• _Source_

Deligny et le langage
Barre, bar, se barrer, barrer B « art », café, comptoir, j'embrasse ces différentes déclinaisons, et pense et poursuis mon parcours d'écriture.
Ce qui m'intéresse c'est d'articuler mon expérience du territoire (via le café des pratiques) et la production d'une œuvre en déployant la langue et en pensant la question de la lettre.
Pour ce faire je pars de Fernand Deligny et en particulier de sa «tentative», dans les Cévennes, menée à partir de 1968. Mon attention se portera sur le jeu avec et sur les mots qui caractérisent sa langue et d'où émergent des lettres : «Y», « S' », « I » ... Alors même que sur les lieux de la « tentative », le langage est écarté : si relation il y a entre les enfants autistes et ceux qui vivent avec eux, c'est dans le « faire » et dans le commun - un commun qui n'appartient ni à l'un ni à l'autre. Des cartes retracent le « coutumier » de cette vie, les trajets sur le petit territoire, mais aussi indiquent des points de rencontre, des tâches en train de s'accomplir, des gestes, des objets. Fernand Deligny a lu Jacques Lacan ; son usage du texte, de la langue, de la lettre, n'est pas concevable sans cette lecture. Et cependant dans la tentative des Cévennes il choisit d'écarter le langage verbal, et tout ce qui va avec, du quotidien des petits groupes vivants en quasi autarcie, composés d'un ou deux adultes, « présences proches », avec quelques enfants autistes. Il écarte le symbolique au profit de la géographie, du territoire pratiqué, des trajets dans l'espace. Qu'est-ce que cela signifie et implique?
C'est justement dans cette tension entre le symbolique et la géographie, entre langage verbal et territoire, que je situe aujourd'hui la perspective pour développer mon propre travail artistique.
Je relis Jacques Lacan. Je m'appuierai en particulier sur deux textes, « L'instance de la lettre dans l'inconscient » (1957) et « Lituraterre » (1971), qui est une reprise de ce premier. Lacan est un point d'appui d'autant plus fort que j'y retrouve ma « barre », plus particulièrement la barre de l'algorithme saussurien, que Lacan va rendre moins barrante. Et cette barre chez Jacques Lacan est enjeu même de l'inscription du sujet; elle est aussi « trait unaire ».
Mettre en question le schéma saussurien S/s c'est aussi mettre en cause l'arbitraire du signe et mobiliser une pensée plus lointaine.

• _Section des données_
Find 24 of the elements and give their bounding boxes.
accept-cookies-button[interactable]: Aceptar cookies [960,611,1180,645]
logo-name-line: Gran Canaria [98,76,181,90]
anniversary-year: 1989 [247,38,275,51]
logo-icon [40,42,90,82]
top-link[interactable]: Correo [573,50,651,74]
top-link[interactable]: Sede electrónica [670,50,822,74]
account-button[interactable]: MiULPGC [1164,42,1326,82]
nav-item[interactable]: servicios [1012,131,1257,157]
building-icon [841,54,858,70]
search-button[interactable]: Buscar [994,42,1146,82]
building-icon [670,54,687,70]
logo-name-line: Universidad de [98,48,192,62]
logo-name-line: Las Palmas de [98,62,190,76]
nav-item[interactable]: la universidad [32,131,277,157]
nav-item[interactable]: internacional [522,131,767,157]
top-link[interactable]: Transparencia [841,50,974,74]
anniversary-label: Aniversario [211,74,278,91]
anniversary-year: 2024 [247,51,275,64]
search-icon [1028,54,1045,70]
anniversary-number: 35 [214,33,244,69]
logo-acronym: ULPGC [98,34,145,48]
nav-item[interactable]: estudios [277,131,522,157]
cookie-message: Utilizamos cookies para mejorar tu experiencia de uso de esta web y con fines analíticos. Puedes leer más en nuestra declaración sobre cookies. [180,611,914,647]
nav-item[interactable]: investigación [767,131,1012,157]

==

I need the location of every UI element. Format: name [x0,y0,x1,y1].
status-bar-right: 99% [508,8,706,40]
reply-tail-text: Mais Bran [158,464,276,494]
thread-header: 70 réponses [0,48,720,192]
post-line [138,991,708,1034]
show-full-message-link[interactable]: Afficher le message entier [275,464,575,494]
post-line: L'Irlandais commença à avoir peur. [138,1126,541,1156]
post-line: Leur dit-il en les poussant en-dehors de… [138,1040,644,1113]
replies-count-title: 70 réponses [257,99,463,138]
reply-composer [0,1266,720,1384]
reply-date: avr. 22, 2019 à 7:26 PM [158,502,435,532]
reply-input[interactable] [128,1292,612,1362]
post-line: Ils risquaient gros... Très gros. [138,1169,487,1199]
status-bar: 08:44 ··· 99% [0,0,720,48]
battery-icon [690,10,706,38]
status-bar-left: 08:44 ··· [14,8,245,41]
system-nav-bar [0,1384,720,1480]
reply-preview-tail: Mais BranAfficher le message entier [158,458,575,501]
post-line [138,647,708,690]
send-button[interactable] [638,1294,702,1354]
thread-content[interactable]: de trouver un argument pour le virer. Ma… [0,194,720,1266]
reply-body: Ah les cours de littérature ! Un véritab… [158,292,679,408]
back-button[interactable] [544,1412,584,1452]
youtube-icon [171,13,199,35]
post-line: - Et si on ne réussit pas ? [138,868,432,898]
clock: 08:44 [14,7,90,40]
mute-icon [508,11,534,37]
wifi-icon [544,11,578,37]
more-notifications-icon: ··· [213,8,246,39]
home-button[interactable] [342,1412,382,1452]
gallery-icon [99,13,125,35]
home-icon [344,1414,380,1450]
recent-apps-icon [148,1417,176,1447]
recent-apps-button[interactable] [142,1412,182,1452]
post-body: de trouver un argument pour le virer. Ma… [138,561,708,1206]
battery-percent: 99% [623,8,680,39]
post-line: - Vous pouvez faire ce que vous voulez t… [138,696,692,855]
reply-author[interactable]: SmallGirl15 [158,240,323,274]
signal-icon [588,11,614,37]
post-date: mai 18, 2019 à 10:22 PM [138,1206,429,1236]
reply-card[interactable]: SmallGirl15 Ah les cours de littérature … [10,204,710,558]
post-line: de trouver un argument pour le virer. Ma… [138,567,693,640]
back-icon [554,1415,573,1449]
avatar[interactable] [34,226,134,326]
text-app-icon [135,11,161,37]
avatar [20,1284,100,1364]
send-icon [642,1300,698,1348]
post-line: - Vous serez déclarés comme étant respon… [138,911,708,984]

==

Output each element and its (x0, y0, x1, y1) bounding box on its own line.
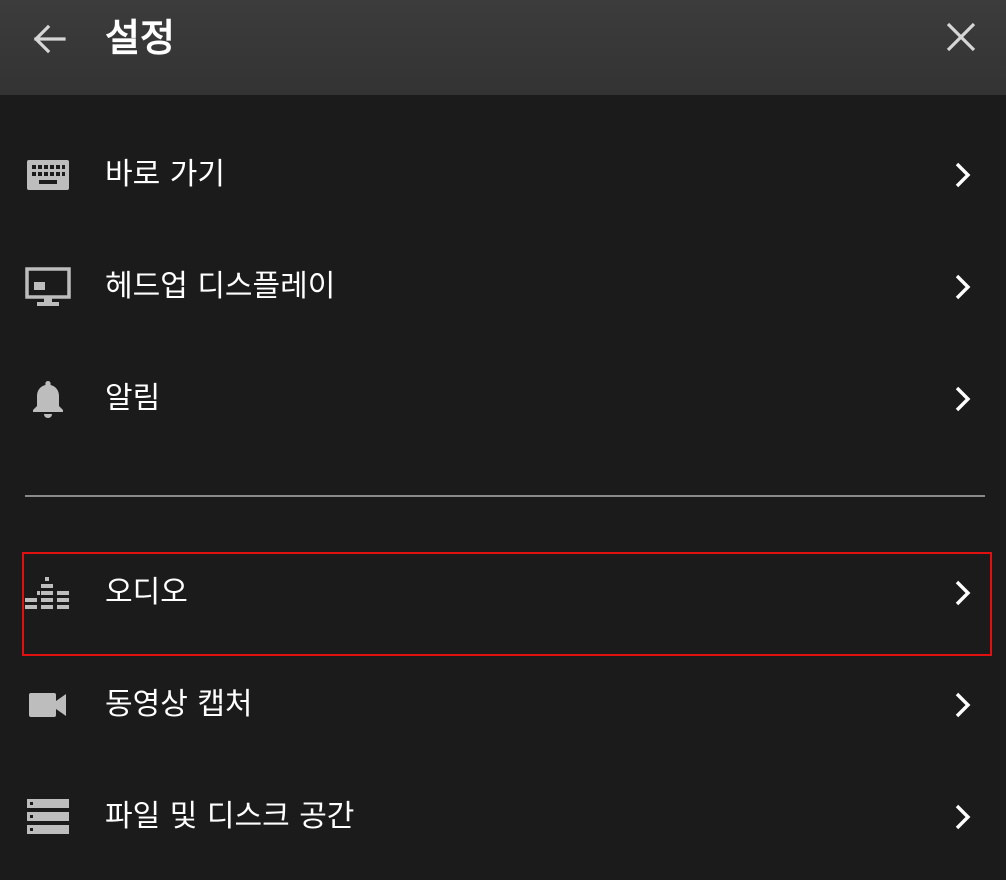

• _Consigne_
Dites si chacune des affirmations suivantes s'accorde avec le texte sur Deligny et le langage. Répondez par oui ou par non et citez mot pour mot les termes du texte qui permettent de trancher.
(a) Dans la tentative des Cévennes, Deligny choisit d'écarter le langage verbal.
(b) La tentative des Cévennes a commencé en 1957.
(c) « Lituraterre » a été écrit avant « L'instance de la lettre dans l'inconscient ».

• _Corrigé rédigé_
(a) Oui : “il choisit d'écarter le langage verbal”.
(b) Non : “menée à partir de 1968”.
(c) Non : “« L'instance de la lettre dans l'inconscient » (1957) et « Lituraterre » (1971)”.